Show all lines that include the string "saying"; copy each one.

-- INFORMATION SHOWN start --

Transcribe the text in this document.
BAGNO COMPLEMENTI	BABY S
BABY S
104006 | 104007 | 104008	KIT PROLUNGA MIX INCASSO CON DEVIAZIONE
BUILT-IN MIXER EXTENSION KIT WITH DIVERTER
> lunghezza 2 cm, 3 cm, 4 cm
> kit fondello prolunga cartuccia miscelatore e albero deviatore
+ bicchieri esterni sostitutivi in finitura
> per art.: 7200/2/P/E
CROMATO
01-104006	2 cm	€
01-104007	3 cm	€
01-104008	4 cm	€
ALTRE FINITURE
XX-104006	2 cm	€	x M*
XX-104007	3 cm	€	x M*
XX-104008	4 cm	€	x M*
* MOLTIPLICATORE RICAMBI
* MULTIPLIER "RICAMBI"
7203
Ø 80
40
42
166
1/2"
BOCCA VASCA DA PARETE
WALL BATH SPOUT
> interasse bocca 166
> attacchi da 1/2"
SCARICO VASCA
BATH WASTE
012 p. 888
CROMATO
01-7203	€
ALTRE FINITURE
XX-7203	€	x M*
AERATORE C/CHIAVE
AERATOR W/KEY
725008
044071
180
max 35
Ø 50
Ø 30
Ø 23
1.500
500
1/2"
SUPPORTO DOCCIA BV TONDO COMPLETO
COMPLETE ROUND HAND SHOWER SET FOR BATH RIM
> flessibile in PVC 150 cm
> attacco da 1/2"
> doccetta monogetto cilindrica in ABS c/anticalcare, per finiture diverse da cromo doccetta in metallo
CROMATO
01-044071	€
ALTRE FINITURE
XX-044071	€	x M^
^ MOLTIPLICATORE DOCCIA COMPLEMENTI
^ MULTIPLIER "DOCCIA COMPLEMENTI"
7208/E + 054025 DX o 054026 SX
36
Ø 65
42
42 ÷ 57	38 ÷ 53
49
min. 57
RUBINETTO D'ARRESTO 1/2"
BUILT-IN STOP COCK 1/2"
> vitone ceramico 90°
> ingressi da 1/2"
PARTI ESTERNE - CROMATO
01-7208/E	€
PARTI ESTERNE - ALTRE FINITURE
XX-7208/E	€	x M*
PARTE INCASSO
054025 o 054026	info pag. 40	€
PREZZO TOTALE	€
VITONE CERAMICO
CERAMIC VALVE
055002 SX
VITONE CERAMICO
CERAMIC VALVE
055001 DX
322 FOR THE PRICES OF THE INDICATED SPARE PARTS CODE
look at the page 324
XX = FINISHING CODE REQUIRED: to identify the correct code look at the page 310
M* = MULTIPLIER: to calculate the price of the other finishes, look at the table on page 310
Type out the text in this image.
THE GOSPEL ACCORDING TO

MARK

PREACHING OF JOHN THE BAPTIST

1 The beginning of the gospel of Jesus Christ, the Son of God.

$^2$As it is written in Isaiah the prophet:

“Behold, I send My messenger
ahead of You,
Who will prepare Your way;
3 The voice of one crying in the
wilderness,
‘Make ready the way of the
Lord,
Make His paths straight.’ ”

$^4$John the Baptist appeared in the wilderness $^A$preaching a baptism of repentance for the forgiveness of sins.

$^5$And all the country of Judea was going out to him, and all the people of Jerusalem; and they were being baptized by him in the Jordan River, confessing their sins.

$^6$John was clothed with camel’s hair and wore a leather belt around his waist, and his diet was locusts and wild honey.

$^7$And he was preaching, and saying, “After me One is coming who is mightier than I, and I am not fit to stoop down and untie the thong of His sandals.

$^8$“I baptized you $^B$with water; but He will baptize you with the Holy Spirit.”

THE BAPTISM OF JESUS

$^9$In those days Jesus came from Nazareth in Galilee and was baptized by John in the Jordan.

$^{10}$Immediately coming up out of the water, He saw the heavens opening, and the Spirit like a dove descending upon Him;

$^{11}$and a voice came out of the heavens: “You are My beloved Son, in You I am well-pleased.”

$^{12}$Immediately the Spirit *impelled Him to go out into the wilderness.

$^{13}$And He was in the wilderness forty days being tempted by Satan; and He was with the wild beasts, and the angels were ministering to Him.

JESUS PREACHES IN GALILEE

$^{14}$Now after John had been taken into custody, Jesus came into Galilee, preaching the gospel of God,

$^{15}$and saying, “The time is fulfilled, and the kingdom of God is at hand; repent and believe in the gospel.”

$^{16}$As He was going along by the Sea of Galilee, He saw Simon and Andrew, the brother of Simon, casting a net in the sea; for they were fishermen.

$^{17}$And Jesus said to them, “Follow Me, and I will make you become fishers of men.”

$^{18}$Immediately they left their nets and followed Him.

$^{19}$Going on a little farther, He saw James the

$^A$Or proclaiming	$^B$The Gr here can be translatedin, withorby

-- INFORMATION SHOWN end --

* EXERCISE RESULT *
$^7$And he was preaching, and saying, “After me One is coming who is mightier than I, and I am not fit to stoop down and untie the thong of His sandals.
$^{15}$and saying, “The time is fulfilled, and the kingdom of God is at hand; repent and believe in the gospel.”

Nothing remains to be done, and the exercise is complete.